[Part of a data file]
Start
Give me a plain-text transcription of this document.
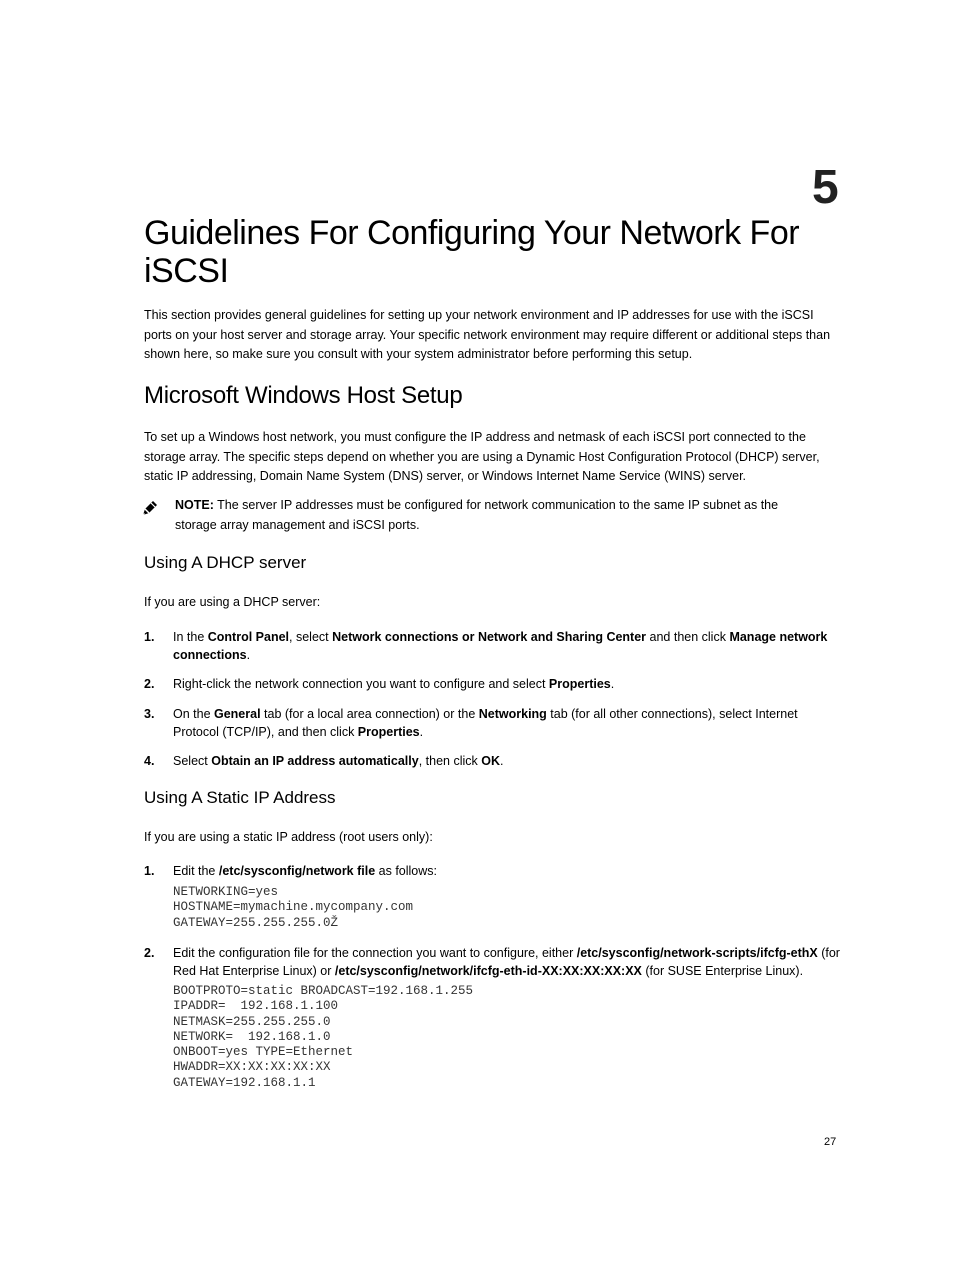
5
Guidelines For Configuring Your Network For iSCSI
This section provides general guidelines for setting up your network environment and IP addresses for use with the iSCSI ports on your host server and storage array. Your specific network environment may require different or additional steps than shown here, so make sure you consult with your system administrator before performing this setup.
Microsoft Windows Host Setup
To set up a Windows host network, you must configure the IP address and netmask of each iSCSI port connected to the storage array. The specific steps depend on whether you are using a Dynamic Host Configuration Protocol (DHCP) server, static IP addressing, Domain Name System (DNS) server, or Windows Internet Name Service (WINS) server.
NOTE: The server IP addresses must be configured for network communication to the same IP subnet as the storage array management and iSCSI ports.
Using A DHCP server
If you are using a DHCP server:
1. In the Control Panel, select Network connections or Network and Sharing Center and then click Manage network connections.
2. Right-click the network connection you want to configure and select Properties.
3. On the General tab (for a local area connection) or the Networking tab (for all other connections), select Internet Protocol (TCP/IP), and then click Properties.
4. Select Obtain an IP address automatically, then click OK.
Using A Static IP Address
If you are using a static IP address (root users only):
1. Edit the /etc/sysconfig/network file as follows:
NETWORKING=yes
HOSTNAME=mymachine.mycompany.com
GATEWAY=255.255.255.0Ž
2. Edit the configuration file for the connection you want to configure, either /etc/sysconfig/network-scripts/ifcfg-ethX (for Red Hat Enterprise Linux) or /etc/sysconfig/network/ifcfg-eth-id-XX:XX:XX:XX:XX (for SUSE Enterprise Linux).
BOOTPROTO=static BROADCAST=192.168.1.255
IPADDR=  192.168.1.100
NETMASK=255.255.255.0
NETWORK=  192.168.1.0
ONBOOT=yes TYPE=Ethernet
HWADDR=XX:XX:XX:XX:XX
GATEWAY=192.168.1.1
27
End
■ DIRECTIONS: In the records above, find the lines containing "Your" and copy them.

■ EXERCISE OUTPUT:
Guidelines For Configuring Your Network For iSCSI
This section provides general guidelines for setting up your network environment and IP addresses for use with the iSCSI ports on your host server and storage array. Your specific network environment may require different or additional steps than shown here, so make sure you consult with your system administrator before performing this setup.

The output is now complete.